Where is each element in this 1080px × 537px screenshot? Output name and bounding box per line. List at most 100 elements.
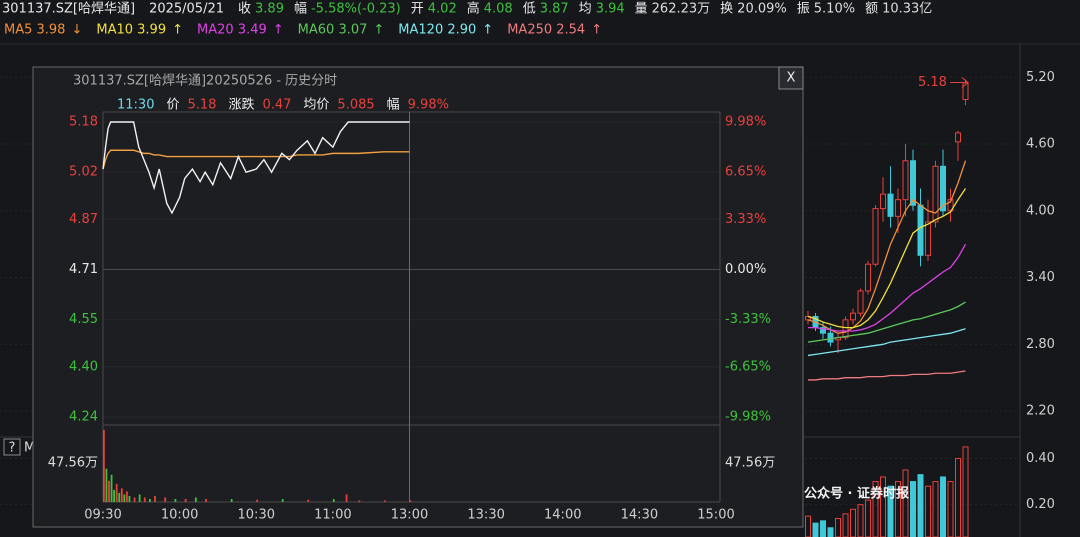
- candle-body: [827, 332, 834, 343]
- symbol: 301137.SZ[哈焊华通]: [2, 1, 135, 17]
- volume-bar: [138, 494, 141, 502]
- field-value: 3.94: [596, 2, 625, 17]
- volume-bar: [133, 497, 136, 502]
- volume-bar: [184, 498, 187, 502]
- x-tick-label: 09:30: [84, 508, 121, 523]
- info-price: 5.18: [187, 98, 216, 113]
- ma-arrow: ↓: [71, 23, 82, 38]
- avg-line: [102, 149, 410, 170]
- y-tick-label: 5.20: [1026, 70, 1055, 85]
- info-change: 0.47: [262, 98, 291, 113]
- volume-bar: [358, 500, 361, 502]
- field-label: 换: [720, 2, 733, 17]
- field-label: 额: [865, 2, 878, 17]
- ma-label: MA250 2.54: [507, 23, 585, 38]
- close-icon[interactable]: X: [787, 71, 796, 86]
- volume-bar: [194, 497, 197, 502]
- y-tick-label: 0.40: [1026, 451, 1055, 466]
- ma-arrow: ↑: [273, 23, 284, 38]
- x-tick-label: 13:30: [467, 508, 504, 523]
- field-label: 振: [797, 2, 810, 17]
- volume-bar: [307, 499, 310, 502]
- volume-bar: [842, 513, 849, 537]
- y-tick-label: 4.60: [1026, 137, 1055, 152]
- field-value: -5.58%(-0.23): [311, 2, 401, 17]
- candle-body: [872, 208, 879, 265]
- volume-bar: [895, 481, 901, 537]
- volume-bar: [164, 497, 167, 502]
- close-button[interactable]: [778, 66, 804, 90]
- volume-bar: [409, 500, 412, 502]
- volume-bar: [345, 494, 348, 502]
- candle-body: [880, 193, 886, 210]
- volume-bar: [256, 499, 259, 502]
- volume-bar: [113, 489, 116, 502]
- volume-bar: [880, 476, 886, 537]
- popup-window: 301137.SZ[哈焊华通]20250526 - 历史分时 X 11:30 价 5.1…: [32, 66, 804, 528]
- volume-bar: [955, 457, 961, 537]
- info-avg: 5.085: [337, 98, 374, 113]
- y-tick-label: 4.87: [69, 212, 98, 227]
- ma-line: [808, 370, 966, 381]
- y-tick-label: 4.00: [1026, 203, 1055, 218]
- field-value: 3.89: [255, 2, 284, 17]
- x-tick-label: 15:00: [697, 508, 734, 523]
- volume-bar: [174, 498, 177, 502]
- ma-line: [808, 243, 967, 332]
- volume-bar: [910, 481, 916, 537]
- y-tick-label: 5.18: [69, 115, 98, 130]
- field-label: 量: [635, 2, 648, 17]
- watermark: 公众号 · 证券时报: [804, 486, 910, 502]
- volume-bar: [230, 498, 233, 502]
- volume-bar: [154, 495, 156, 502]
- info-pct-label: 幅: [387, 98, 400, 113]
- volume-bar: [281, 498, 284, 502]
- help-button[interactable]: [3, 438, 21, 456]
- volume-bar: [805, 515, 811, 537]
- volume-bar: [887, 485, 894, 537]
- y-tick-label: 4.40: [69, 359, 98, 374]
- volume-bar: [205, 498, 207, 502]
- info-price-label: 价: [166, 98, 179, 113]
- candle-body: [902, 160, 909, 201]
- info-avg-label: 均价: [303, 98, 329, 113]
- ma-arrow: ↑: [172, 23, 183, 38]
- x-tick-label: 13:00: [391, 508, 428, 523]
- y-tick-label: 4.71: [69, 262, 98, 277]
- candle-body: [887, 193, 894, 217]
- pct-tick-label: 0.00%: [725, 262, 766, 277]
- help-icon: ?: [9, 441, 16, 456]
- ma-line: [807, 301, 966, 343]
- volume-bar: [110, 474, 113, 502]
- volume-bar: [120, 488, 123, 502]
- volume-bar: [820, 520, 826, 537]
- volume-bar: [148, 498, 151, 502]
- field-value: 5.10%: [814, 2, 855, 17]
- x-tick-label: 10:00: [161, 508, 198, 523]
- pct-tick-label: 9.98%: [725, 115, 766, 130]
- volume-bar: [125, 491, 128, 502]
- volume-bar: [383, 500, 386, 502]
- volume-bar: [128, 495, 131, 502]
- candle-body: [850, 312, 856, 321]
- ma-line: [807, 160, 967, 334]
- ma-arrow: ↑: [373, 23, 384, 38]
- volume-bar: [940, 476, 946, 537]
- volume-bar: [872, 481, 879, 537]
- candle-body: [962, 82, 969, 101]
- candle-body: [917, 204, 924, 256]
- field-value: 10.33亿: [882, 2, 932, 17]
- y-tick-label: 5.02: [69, 165, 98, 180]
- indicator-label: M: [24, 441, 35, 456]
- volume-tick-label: 47.56万: [48, 456, 98, 471]
- y-tick-label: 0.20: [1026, 497, 1055, 512]
- pct-tick-label: -3.33%: [725, 312, 771, 327]
- x-tick-label: 14:00: [544, 508, 581, 523]
- pct-tick-label: -6.65%: [725, 359, 771, 374]
- volume-bar: [812, 522, 819, 537]
- ma-line: [807, 328, 966, 357]
- volume-bar: [108, 480, 110, 502]
- pct-tick-label: 6.65%: [725, 165, 766, 180]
#####
### EXERCISE PROMPT
Update the material above by replacing every instance of "volume-bar" with "volume-column" and keeping everything else unchanged. Leave the pictures out of your answer.

### OUTPUT FOR THIS EXERCISE
Where is each element in this 1080px × 537px screenshot? Output name and bounding box per line. List at most 100 elements.
- candle-body: [827, 332, 834, 343]
- symbol: 301137.SZ[哈焊华通]: [2, 1, 135, 17]
- volume-column: [138, 494, 141, 502]
- field-value: 3.94: [596, 2, 625, 17]
- volume-column: [133, 497, 136, 502]
- volume-column: [184, 498, 187, 502]
- x-tick-label: 09:30: [84, 508, 121, 523]
- info-price: 5.18: [187, 98, 216, 113]
- ma-arrow: ↓: [71, 23, 82, 38]
- avg-line: [102, 149, 410, 170]
- y-tick-label: 5.20: [1026, 70, 1055, 85]
- info-change: 0.47: [262, 98, 291, 113]
- volume-column: [358, 500, 361, 502]
- field-label: 换: [720, 2, 733, 17]
- field-label: 额: [865, 2, 878, 17]
- ma-label: MA250 2.54: [507, 23, 585, 38]
- close-icon[interactable]: X: [787, 71, 796, 86]
- volume-column: [194, 497, 197, 502]
- y-tick-label: 0.40: [1026, 451, 1055, 466]
- ma-arrow: ↑: [273, 23, 284, 38]
- x-tick-label: 13:30: [467, 508, 504, 523]
- field-label: 振: [797, 2, 810, 17]
- volume-column: [307, 499, 310, 502]
- volume-column: [842, 513, 849, 537]
- y-tick-label: 4.60: [1026, 137, 1055, 152]
- field-value: -5.58%(-0.23): [311, 2, 401, 17]
- candle-body: [872, 208, 879, 265]
- volume-column: [895, 481, 901, 537]
- volume-column: [164, 497, 167, 502]
- close-button[interactable]: [778, 66, 804, 90]
- volume-column: [409, 500, 412, 502]
- volume-column: [345, 494, 348, 502]
- candle-body: [880, 193, 886, 210]
- volume-column: [256, 499, 259, 502]
- volume-column: [113, 489, 116, 502]
- volume-column: [880, 476, 886, 537]
- popup-window: 301137.SZ[哈焊华通]20250526 - 历史分时 X 11:30 价 5.1…: [32, 66, 804, 528]
- volume-column: [955, 457, 961, 537]
- info-avg: 5.085: [337, 98, 374, 113]
- y-tick-label: 4.87: [69, 212, 98, 227]
- ma-line: [808, 370, 966, 381]
- y-tick-label: 4.00: [1026, 203, 1055, 218]
- field-value: 3.89: [255, 2, 284, 17]
- x-tick-label: 15:00: [697, 508, 734, 523]
- volume-column: [174, 498, 177, 502]
- ma-line: [808, 243, 967, 332]
- volume-column: [910, 481, 916, 537]
- y-tick-label: 5.18: [69, 115, 98, 130]
- field-label: 量: [635, 2, 648, 17]
- watermark: 公众号 · 证券时报: [804, 486, 910, 502]
- volume-column: [230, 498, 233, 502]
- volume-column: [154, 495, 156, 502]
- info-pct-label: 幅: [387, 98, 400, 113]
- volume-column: [281, 498, 284, 502]
- help-button[interactable]: [3, 438, 21, 456]
- volume-column: [805, 515, 811, 537]
- volume-column: [887, 485, 894, 537]
- y-tick-label: 4.40: [69, 359, 98, 374]
- volume-column: [205, 498, 207, 502]
- info-price-label: 价: [166, 98, 179, 113]
- candle-body: [902, 160, 909, 201]
- info-avg-label: 均价: [303, 98, 329, 113]
- ma-arrow: ↑: [172, 23, 183, 38]
- x-tick-label: 13:00: [391, 508, 428, 523]
- y-tick-label: 4.71: [69, 262, 98, 277]
- candle-body: [887, 193, 894, 217]
- pct-tick-label: 0.00%: [725, 262, 766, 277]
- help-icon: ?: [9, 441, 16, 456]
- ma-line: [807, 301, 966, 343]
- volume-column: [110, 474, 113, 502]
- volume-column: [120, 488, 123, 502]
- volume-column: [820, 520, 826, 537]
- volume-column: [148, 498, 151, 502]
- field-value: 5.10%: [814, 2, 855, 17]
- x-tick-label: 10:00: [161, 508, 198, 523]
- pct-tick-label: 9.98%: [725, 115, 766, 130]
- volume-column: [125, 491, 128, 502]
- volume-column: [383, 500, 386, 502]
- volume-column: [128, 495, 131, 502]
- candle-body: [850, 312, 856, 321]
- ma-line: [807, 160, 967, 334]
- ma-arrow: ↑: [373, 23, 384, 38]
- volume-column: [940, 476, 946, 537]
- volume-column: [872, 481, 879, 537]
- candle-body: [962, 82, 969, 101]
- candle-body: [917, 204, 924, 256]
- field-value: 10.33亿: [882, 2, 932, 17]
- y-tick-label: 5.02: [69, 165, 98, 180]
- indicator-label: M: [24, 441, 35, 456]
- volume-tick-label: 47.56万: [48, 456, 98, 471]
- y-tick-label: 0.20: [1026, 497, 1055, 512]
- pct-tick-label: -3.33%: [725, 312, 771, 327]
- x-tick-label: 14:00: [544, 508, 581, 523]
- pct-tick-label: -6.65%: [725, 359, 771, 374]
- volume-column: [812, 522, 819, 537]
- ma-line: [807, 328, 966, 357]
- volume-column: [108, 480, 110, 502]
- pct-tick-label: 6.65%: [725, 165, 766, 180]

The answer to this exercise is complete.